→ Task statement:
Here are some records. Copy each one exactly.

-------- Input --------

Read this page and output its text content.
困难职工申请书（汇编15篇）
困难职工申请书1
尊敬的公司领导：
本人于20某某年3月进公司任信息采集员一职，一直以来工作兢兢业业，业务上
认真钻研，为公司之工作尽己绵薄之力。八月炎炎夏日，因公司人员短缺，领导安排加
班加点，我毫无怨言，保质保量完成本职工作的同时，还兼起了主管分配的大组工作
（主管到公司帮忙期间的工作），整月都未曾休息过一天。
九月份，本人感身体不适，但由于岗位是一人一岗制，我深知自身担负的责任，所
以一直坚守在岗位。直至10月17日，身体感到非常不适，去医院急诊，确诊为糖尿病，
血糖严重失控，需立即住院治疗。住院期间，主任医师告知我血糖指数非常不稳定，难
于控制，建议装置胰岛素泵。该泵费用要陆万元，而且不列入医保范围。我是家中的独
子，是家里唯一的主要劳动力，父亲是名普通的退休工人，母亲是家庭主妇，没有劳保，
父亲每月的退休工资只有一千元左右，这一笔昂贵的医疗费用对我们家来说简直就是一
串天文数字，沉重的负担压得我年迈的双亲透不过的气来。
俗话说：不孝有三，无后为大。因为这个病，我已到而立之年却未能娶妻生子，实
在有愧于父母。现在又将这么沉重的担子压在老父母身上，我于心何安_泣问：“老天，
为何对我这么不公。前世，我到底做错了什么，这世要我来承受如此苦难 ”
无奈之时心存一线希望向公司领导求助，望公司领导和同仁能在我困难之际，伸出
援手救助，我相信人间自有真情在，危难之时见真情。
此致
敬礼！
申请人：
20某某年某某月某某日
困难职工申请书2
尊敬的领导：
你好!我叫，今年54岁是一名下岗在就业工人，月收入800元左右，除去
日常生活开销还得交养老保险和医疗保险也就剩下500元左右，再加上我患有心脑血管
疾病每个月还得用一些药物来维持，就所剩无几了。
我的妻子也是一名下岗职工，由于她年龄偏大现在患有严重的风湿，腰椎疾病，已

--------

→ Output for this task:
Read this page and output its text content.
困难职工申请书（汇编15篇）
困难职工申请书1
尊敬的公司领导：
本人于20某某年3月进公司任信息采集员一职，一直以来工作兢兢业业，业务上
认真钻研，为公司之工作尽己绵薄之力。八月炎炎夏日，因公司人员短缺，领导安排加
班加点，我毫无怨言，保质保量完成本职工作的同时，还兼起了主管分配的大组工作
（主管到公司帮忙期间的工作），整月都未曾休息过一天。
九月份，本人感身体不适，但由于岗位是一人一岗制，我深知自身担负的责任，所
以一直坚守在岗位。直至10月17日，身体感到非常不适，去医院急诊，确诊为糖尿病，
血糖严重失控，需立即住院治疗。住院期间，主任医师告知我血糖指数非常不稳定，难
于控制，建议装置胰岛素泵。该泵费用要陆万元，而且不列入医保范围。我是家中的独
子，是家里唯一的主要劳动力，父亲是名普通的退休工人，母亲是家庭主妇，没有劳保，
父亲每月的退休工资只有一千元左右，这一笔昂贵的医疗费用对我们家来说简直就是一
串天文数字，沉重的负担压得我年迈的双亲透不过的气来。
俗话说：不孝有三，无后为大。因为这个病，我已到而立之年却未能娶妻生子，实
在有愧于父母。现在又将这么沉重的担子压在老父母身上，我于心何安_泣问：“老天，
为何对我这么不公。前世，我到底做错了什么，这世要我来承受如此苦难 ”
无奈之时心存一线希望向公司领导求助，望公司领导和同仁能在我困难之际，伸出
援手救助，我相信人间自有真情在，危难之时见真情。
此致
敬礼！
申请人：
20某某年某某月某某日
困难职工申请书2
尊敬的领导：
你好!我叫，今年54岁是一名下岗在就业工人，月收入800元左右，除去
日常生活开销还得交养老保险和医疗保险也就剩下500元左右，再加上我患有心脑血管
疾病每个月还得用一些药物来维持，就所剩无几了。
我的妻子也是一名下岗职工，由于她年龄偏大现在患有严重的风湿，腰椎疾病，已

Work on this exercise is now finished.